====== MATERIAL TO PROCESS

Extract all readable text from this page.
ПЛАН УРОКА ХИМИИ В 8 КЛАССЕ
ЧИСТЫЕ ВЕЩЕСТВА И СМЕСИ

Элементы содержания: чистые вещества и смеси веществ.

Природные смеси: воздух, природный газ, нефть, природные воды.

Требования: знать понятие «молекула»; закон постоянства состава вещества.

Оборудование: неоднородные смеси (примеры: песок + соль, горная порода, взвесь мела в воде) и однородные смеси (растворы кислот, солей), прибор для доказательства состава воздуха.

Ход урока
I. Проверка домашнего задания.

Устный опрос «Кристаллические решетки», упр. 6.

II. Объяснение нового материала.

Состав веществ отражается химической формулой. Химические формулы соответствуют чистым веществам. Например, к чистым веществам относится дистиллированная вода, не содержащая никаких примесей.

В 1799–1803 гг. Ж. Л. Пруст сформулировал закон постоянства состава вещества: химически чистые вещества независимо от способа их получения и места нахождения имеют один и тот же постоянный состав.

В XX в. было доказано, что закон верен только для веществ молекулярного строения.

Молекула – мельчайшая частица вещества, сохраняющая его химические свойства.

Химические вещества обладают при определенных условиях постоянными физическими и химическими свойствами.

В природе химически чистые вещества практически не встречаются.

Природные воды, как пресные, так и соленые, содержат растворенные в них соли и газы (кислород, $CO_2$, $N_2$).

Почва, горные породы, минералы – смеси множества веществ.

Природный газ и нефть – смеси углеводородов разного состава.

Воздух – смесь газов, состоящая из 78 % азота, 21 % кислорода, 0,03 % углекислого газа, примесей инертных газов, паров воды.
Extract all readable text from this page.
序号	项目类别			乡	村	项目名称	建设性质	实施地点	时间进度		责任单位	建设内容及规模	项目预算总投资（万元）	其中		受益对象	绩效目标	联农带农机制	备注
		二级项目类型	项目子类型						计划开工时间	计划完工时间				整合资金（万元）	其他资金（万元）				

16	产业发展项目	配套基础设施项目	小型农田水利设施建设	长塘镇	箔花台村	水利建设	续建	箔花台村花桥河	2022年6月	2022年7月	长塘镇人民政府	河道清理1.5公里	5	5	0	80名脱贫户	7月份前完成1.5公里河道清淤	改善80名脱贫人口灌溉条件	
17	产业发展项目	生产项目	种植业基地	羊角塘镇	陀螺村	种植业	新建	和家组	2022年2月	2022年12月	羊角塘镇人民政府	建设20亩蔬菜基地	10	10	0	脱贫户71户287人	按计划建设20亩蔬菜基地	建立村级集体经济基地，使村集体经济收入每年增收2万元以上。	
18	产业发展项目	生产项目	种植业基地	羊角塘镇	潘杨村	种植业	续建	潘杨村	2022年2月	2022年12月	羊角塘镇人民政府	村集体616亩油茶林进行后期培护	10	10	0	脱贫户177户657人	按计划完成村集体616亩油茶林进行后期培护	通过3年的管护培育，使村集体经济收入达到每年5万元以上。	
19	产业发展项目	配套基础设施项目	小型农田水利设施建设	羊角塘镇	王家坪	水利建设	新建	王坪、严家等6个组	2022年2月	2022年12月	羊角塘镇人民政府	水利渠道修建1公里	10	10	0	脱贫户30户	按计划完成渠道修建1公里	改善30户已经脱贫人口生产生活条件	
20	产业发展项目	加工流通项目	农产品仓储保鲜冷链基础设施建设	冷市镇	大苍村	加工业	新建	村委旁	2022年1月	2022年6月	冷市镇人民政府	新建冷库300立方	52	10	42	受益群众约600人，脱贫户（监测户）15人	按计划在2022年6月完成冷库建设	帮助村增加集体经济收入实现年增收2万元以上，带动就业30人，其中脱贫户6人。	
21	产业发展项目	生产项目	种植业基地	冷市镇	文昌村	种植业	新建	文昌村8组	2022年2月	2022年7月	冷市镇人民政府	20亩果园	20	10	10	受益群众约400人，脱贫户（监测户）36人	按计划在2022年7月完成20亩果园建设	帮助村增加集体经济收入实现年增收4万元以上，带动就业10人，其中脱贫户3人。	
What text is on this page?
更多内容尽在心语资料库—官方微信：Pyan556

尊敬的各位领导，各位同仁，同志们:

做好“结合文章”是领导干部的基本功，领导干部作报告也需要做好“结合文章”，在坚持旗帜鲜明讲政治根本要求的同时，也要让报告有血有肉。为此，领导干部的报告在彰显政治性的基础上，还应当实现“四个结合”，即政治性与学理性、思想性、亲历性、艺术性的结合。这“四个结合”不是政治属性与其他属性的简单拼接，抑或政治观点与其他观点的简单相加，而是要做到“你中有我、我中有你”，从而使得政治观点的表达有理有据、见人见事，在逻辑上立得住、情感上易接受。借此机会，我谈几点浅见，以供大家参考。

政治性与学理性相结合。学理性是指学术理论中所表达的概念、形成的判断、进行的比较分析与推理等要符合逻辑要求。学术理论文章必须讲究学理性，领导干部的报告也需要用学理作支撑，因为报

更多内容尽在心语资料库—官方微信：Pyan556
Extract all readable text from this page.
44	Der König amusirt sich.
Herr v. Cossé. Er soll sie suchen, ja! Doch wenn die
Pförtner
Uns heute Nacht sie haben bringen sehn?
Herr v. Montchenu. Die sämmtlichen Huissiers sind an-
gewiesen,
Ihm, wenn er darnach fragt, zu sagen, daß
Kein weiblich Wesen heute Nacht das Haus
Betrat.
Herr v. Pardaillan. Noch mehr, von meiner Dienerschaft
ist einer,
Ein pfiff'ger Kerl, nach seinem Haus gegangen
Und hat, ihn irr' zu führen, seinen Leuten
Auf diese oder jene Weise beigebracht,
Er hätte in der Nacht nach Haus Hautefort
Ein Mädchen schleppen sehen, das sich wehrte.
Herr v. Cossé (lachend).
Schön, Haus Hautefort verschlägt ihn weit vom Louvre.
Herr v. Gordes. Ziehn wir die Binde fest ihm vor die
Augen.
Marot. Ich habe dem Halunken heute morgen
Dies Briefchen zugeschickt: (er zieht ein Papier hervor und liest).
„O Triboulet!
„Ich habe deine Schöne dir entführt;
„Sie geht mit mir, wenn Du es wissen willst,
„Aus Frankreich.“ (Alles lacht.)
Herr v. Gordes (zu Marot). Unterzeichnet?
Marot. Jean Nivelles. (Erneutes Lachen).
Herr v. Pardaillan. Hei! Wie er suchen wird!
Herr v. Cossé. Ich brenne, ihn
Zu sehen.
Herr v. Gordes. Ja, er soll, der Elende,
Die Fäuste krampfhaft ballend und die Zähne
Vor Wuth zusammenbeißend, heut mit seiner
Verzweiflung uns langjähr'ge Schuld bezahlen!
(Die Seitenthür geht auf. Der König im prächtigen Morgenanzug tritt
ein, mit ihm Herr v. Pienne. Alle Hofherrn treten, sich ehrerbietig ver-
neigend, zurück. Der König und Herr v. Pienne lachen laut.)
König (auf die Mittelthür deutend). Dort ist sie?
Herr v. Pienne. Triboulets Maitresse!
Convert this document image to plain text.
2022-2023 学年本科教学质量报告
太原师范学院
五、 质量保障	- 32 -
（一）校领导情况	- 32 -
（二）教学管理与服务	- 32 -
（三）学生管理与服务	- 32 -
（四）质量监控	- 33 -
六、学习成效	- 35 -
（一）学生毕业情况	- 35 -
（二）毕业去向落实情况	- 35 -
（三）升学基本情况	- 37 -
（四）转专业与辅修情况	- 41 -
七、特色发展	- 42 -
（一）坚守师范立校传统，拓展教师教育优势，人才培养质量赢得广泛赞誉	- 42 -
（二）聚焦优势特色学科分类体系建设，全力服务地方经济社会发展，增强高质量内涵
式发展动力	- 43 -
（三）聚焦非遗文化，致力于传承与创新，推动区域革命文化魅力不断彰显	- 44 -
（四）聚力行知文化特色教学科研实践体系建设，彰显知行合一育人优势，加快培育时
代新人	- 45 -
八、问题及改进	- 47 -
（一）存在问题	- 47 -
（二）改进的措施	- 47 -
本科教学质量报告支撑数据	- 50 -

============

* TASK INSTRUCTIONS *
Each line from the one containing "Convert this document image to plain text." to the end of the listing above should be copied exactly, and nothing else.

* FINISHED ANSWER *
Convert this document image to plain text.
2022-2023 学年本科教学质量报告
太原师范学院
五、 质量保障	- 32 -
（一）校领导情况	- 32 -
（二）教学管理与服务	- 32 -
（三）学生管理与服务	- 32 -
（四）质量监控	- 33 -
六、学习成效	- 35 -
（一）学生毕业情况	- 35 -
（二）毕业去向落实情况	- 35 -
（三）升学基本情况	- 37 -
（四）转专业与辅修情况	- 41 -
七、特色发展	- 42 -
（一）坚守师范立校传统，拓展教师教育优势，人才培养质量赢得广泛赞誉	- 42 -
（二）聚焦优势特色学科分类体系建设，全力服务地方经济社会发展，增强高质量内涵
式发展动力	- 43 -
（三）聚焦非遗文化，致力于传承与创新，推动区域革命文化魅力不断彰显	- 44 -
（四）聚力行知文化特色教学科研实践体系建设，彰显知行合一育人优势，加快培育时
代新人	- 45 -
八、问题及改进	- 47 -
（一）存在问题	- 47 -
（二）改进的措施	- 47 -
本科教学质量报告支撑数据	- 50 -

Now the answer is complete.